───── Records shown ─────
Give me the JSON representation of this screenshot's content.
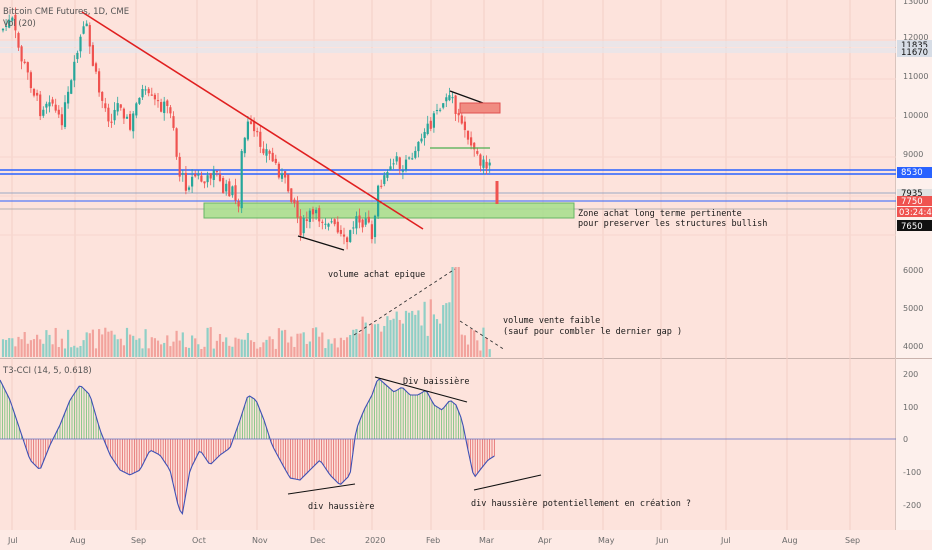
{
  "symbol": {
    "title": "Bitcoin CME Futures, 1D, CME",
    "volume_label": "Vol (20)",
    "indicator_label": "T3-CCI (14, 5, 0.618)"
  },
  "price_axis": {
    "ticks": [
      "13000",
      "12000",
      "11000",
      "10000",
      "9000",
      "8000"
    ],
    "tags": [
      {
        "text": "11835",
        "bg": "#d7dde6",
        "color": "#111111"
      },
      {
        "text": "11670",
        "bg": "#d7dde6",
        "color": "#111111"
      },
      {
        "text": "8530",
        "bg": "#2962ff",
        "color": "#ffffff"
      },
      {
        "text": "7935",
        "bg": "#e0e0e0",
        "color": "#111111"
      },
      {
        "text": "7750",
        "bg": "#ef5350",
        "color": "#ffffff"
      },
      {
        "text": "03:24:49",
        "bg": "#ef5350",
        "color": "#ffffff"
      },
      {
        "text": "7650",
        "bg": "#111111",
        "color": "#ffffff"
      }
    ]
  },
  "volume_axis": {
    "ticks": [
      "6000",
      "5000",
      "4000"
    ]
  },
  "cci_axis": {
    "ticks": [
      "200",
      "100",
      "0",
      "-100",
      "-200"
    ]
  },
  "time_axis": {
    "labels": [
      "Jul",
      "Aug",
      "Sep",
      "Oct",
      "Nov",
      "Dec",
      "2020",
      "Feb",
      "Mar",
      "Apr",
      "May",
      "Jun",
      "Jul",
      "Aug",
      "Sep"
    ]
  },
  "annotations": {
    "zone_line1": "Zone achat long terme pertinente",
    "zone_line2": "pour preserver les structures bullish",
    "volume_buy": "volume achat epique",
    "volume_sell1": "volume vente faible",
    "volume_sell2": "(sauf pour combler le dernier gap )",
    "div_bearish": "Div baissière",
    "div_bullish": "div haussière",
    "div_potential": "div haussière potentiellement en création ?"
  },
  "colors": {
    "up": "#26a69a",
    "down": "#ef5350",
    "trendline": "#e02020",
    "zone_fill": "#a5e08c",
    "level_blue": "#2962ff",
    "background": "#fde3dc"
  }
}
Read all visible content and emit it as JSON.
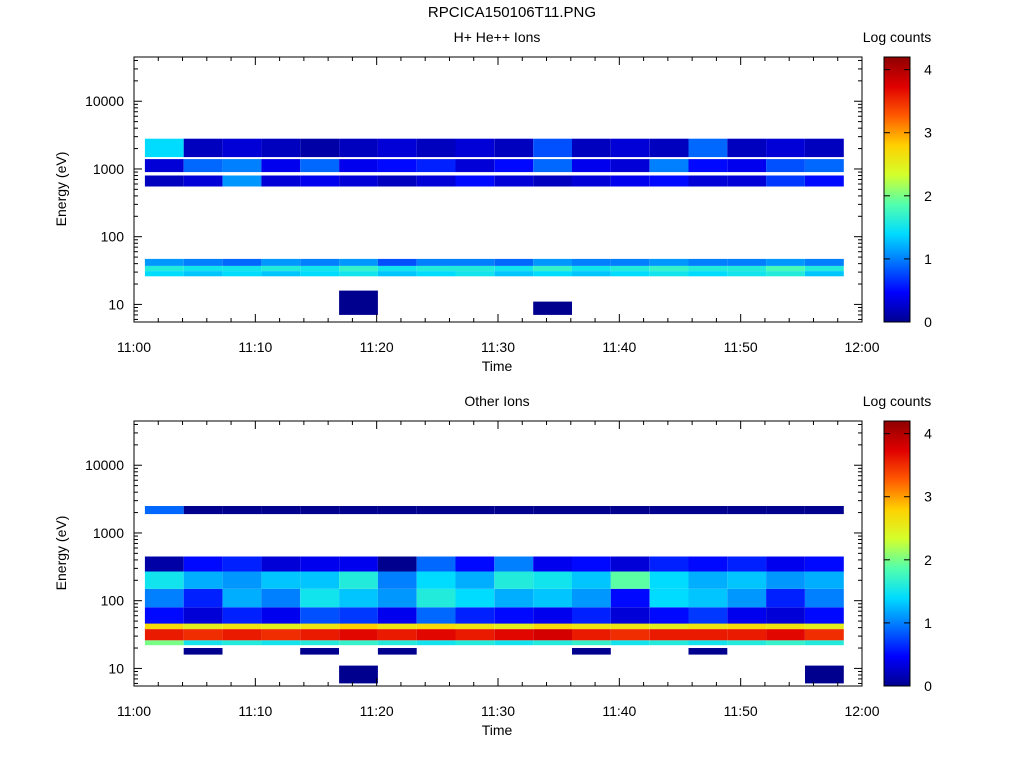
{
  "figure_title": "RPCICA150106T11.PNG",
  "colorscale": {
    "stops": [
      "#00008f",
      "#0000ff",
      "#0070ff",
      "#00dcff",
      "#52ffad",
      "#d4ff2b",
      "#ffd000",
      "#ff5a00",
      "#e00000",
      "#8f0000"
    ],
    "range": [
      0,
      4.2
    ]
  },
  "chart_data": [
    {
      "type": "heatmap",
      "title": "H+ He++ Ions",
      "xlabel": "Time",
      "ylabel": "Energy (eV)",
      "colorbar_label": "Log counts",
      "x_ticks": [
        "11:00",
        "11:10",
        "11:20",
        "11:30",
        "11:40",
        "11:50",
        "12:00"
      ],
      "y_ticks": [
        "10",
        "100",
        "1000",
        "10000"
      ],
      "colorbar_ticks": [
        "0",
        "1",
        "2",
        "3",
        "4"
      ],
      "xlim": [
        "11:00",
        "12:00"
      ],
      "ylim_eV": [
        5.5,
        45000
      ],
      "y_scale": "log",
      "time_bins": [
        "11:02:30",
        "11:05:42",
        "11:08:54",
        "11:12:06",
        "11:15:18",
        "11:18:30",
        "11:21:42",
        "11:24:54",
        "11:28:06",
        "11:31:18",
        "11:34:30",
        "11:37:42",
        "11:40:54",
        "11:44:06",
        "11:47:18",
        "11:50:30",
        "11:53:42",
        "11:56:54"
      ],
      "time_bin_width_min": 3.2,
      "energy_bands": [
        {
          "label": "26-31 eV",
          "e_lo": 26,
          "e_hi": 31,
          "log_counts": [
            1.4,
            1.3,
            1.4,
            1.3,
            1.4,
            1.5,
            1.3,
            1.4,
            1.5,
            1.3,
            1.4,
            1.3,
            1.4,
            1.5,
            1.4,
            1.5,
            1.6,
            1.3
          ]
        },
        {
          "label": "31-37 eV",
          "e_lo": 31,
          "e_hi": 37,
          "log_counts": [
            1.6,
            1.5,
            1.5,
            1.6,
            1.5,
            1.7,
            1.5,
            1.6,
            1.6,
            1.5,
            1.7,
            1.5,
            1.6,
            1.7,
            1.6,
            1.6,
            1.8,
            1.6
          ]
        },
        {
          "label": "37-47 eV",
          "e_lo": 37,
          "e_hi": 47,
          "log_counts": [
            1.1,
            1.0,
            0.9,
            1.1,
            1.0,
            1.1,
            0.8,
            1.0,
            1.0,
            0.9,
            1.1,
            1.0,
            1.0,
            1.1,
            1.0,
            1.0,
            1.1,
            1.0
          ]
        },
        {
          "label": "1500-2800 eV",
          "e_lo": 1500,
          "e_hi": 2800,
          "log_counts": [
            1.4,
            0.2,
            0.3,
            0.2,
            0.1,
            0.2,
            0.3,
            0.2,
            0.3,
            0.2,
            0.8,
            0.2,
            0.3,
            0.2,
            0.9,
            0.2,
            0.3,
            0.2
          ]
        },
        {
          "label": "900-1400 eV",
          "e_lo": 900,
          "e_hi": 1400,
          "log_counts": [
            0.3,
            0.9,
            1.0,
            0.4,
            0.9,
            0.4,
            0.5,
            0.6,
            0.3,
            0.5,
            0.9,
            0.4,
            0.3,
            1.0,
            0.5,
            0.4,
            0.8,
            0.9
          ]
        },
        {
          "label": "550-800 eV",
          "e_lo": 550,
          "e_hi": 800,
          "log_counts": [
            0.2,
            0.3,
            1.1,
            0.3,
            0.4,
            0.3,
            0.2,
            0.3,
            0.5,
            0.3,
            0.2,
            0.3,
            0.4,
            0.5,
            0.3,
            0.3,
            0.7,
            0.5
          ]
        }
      ],
      "sparse_low_count_cells": [
        {
          "time_bin": "11:18:30",
          "e_lo": 7,
          "e_hi": 16,
          "log_counts": 0
        },
        {
          "time_bin": "11:34:30",
          "e_lo": 7,
          "e_hi": 11,
          "log_counts": 0
        }
      ]
    },
    {
      "type": "heatmap",
      "title": "Other Ions",
      "xlabel": "Time",
      "ylabel": "Energy (eV)",
      "colorbar_label": "Log counts",
      "x_ticks": [
        "11:00",
        "11:10",
        "11:20",
        "11:30",
        "11:40",
        "11:50",
        "12:00"
      ],
      "y_ticks": [
        "10",
        "100",
        "1000",
        "10000"
      ],
      "colorbar_ticks": [
        "0",
        "1",
        "2",
        "3",
        "4"
      ],
      "xlim": [
        "11:00",
        "12:00"
      ],
      "ylim_eV": [
        5.5,
        45000
      ],
      "y_scale": "log",
      "time_bins": [
        "11:02:30",
        "11:05:42",
        "11:08:54",
        "11:12:06",
        "11:15:18",
        "11:18:30",
        "11:21:42",
        "11:24:54",
        "11:28:06",
        "11:31:18",
        "11:34:30",
        "11:37:42",
        "11:40:54",
        "11:44:06",
        "11:47:18",
        "11:50:30",
        "11:53:42",
        "11:56:54"
      ],
      "time_bin_width_min": 3.2,
      "energy_bands": [
        {
          "label": "22-26 eV",
          "e_lo": 22,
          "e_hi": 26,
          "log_counts": [
            2.0,
            1.5,
            1.6,
            1.5,
            1.6,
            1.7,
            1.6,
            1.5,
            1.6,
            1.5,
            1.6,
            1.7,
            1.5,
            1.6,
            1.5,
            1.6,
            1.7,
            1.6
          ]
        },
        {
          "label": "26-38 eV",
          "e_lo": 26,
          "e_hi": 38,
          "log_counts": [
            3.6,
            3.5,
            3.6,
            3.5,
            3.6,
            3.7,
            3.6,
            3.7,
            3.6,
            3.7,
            3.8,
            3.6,
            3.5,
            3.6,
            3.6,
            3.6,
            3.7,
            3.5
          ]
        },
        {
          "label": "38-46 eV",
          "e_lo": 38,
          "e_hi": 46,
          "log_counts": [
            2.7,
            2.5,
            2.6,
            2.5,
            2.6,
            2.8,
            2.6,
            2.7,
            2.6,
            2.5,
            2.7,
            2.6,
            2.6,
            2.5,
            2.6,
            2.7,
            2.6,
            2.5
          ]
        },
        {
          "label": "46-80 eV",
          "e_lo": 46,
          "e_hi": 80,
          "log_counts": [
            0.5,
            0.3,
            0.6,
            0.4,
            0.8,
            0.7,
            0.4,
            0.9,
            0.6,
            0.5,
            0.4,
            0.6,
            0.3,
            0.5,
            0.7,
            0.4,
            0.3,
            0.5
          ]
        },
        {
          "label": "80-150 eV",
          "e_lo": 80,
          "e_hi": 150,
          "log_counts": [
            1.0,
            0.6,
            1.2,
            1.0,
            1.5,
            1.3,
            1.1,
            1.6,
            1.4,
            1.2,
            1.3,
            1.1,
            0.5,
            1.4,
            1.3,
            1.1,
            0.6,
            1.0
          ]
        },
        {
          "label": "150-270 eV",
          "e_lo": 150,
          "e_hi": 270,
          "log_counts": [
            1.5,
            1.2,
            1.1,
            1.3,
            1.3,
            1.6,
            1.0,
            1.4,
            1.2,
            1.6,
            1.5,
            1.3,
            1.9,
            1.4,
            1.2,
            1.3,
            1.1,
            1.2
          ]
        },
        {
          "label": "270-450 eV",
          "e_lo": 270,
          "e_hi": 450,
          "log_counts": [
            0.1,
            0.5,
            0.6,
            0.3,
            0.4,
            0.4,
            0.0,
            0.9,
            0.5,
            1.0,
            0.4,
            0.5,
            0.3,
            0.6,
            0.5,
            0.6,
            0.4,
            0.5
          ]
        },
        {
          "label": "1900-2500 eV",
          "e_lo": 1900,
          "e_hi": 2500,
          "log_counts": [
            0.9,
            0,
            0,
            0,
            0,
            0,
            0,
            0,
            0,
            0,
            0,
            0,
            0,
            0,
            0,
            0,
            0,
            0
          ]
        }
      ],
      "sparse_low_count_cells": [
        {
          "time_bin": "11:05:42",
          "e_lo": 16,
          "e_hi": 20,
          "log_counts": 0
        },
        {
          "time_bin": "11:15:18",
          "e_lo": 16,
          "e_hi": 20,
          "log_counts": 0
        },
        {
          "time_bin": "11:18:30",
          "e_lo": 6,
          "e_hi": 11,
          "log_counts": 0
        },
        {
          "time_bin": "11:21:42",
          "e_lo": 16,
          "e_hi": 20,
          "log_counts": 0
        },
        {
          "time_bin": "11:37:42",
          "e_lo": 16,
          "e_hi": 20,
          "log_counts": 0
        },
        {
          "time_bin": "11:47:18",
          "e_lo": 16,
          "e_hi": 20,
          "log_counts": 0
        },
        {
          "time_bin": "11:56:54",
          "e_lo": 6,
          "e_hi": 11,
          "log_counts": 0
        }
      ]
    }
  ]
}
─────
→ **What to do**
Check each line of the entries above, and show every one holding the word "achat".

→ **Solution to this problem**
    "zone_line1": "Zone achat long terme pertinente",
    "volume_buy": "volume achat epique",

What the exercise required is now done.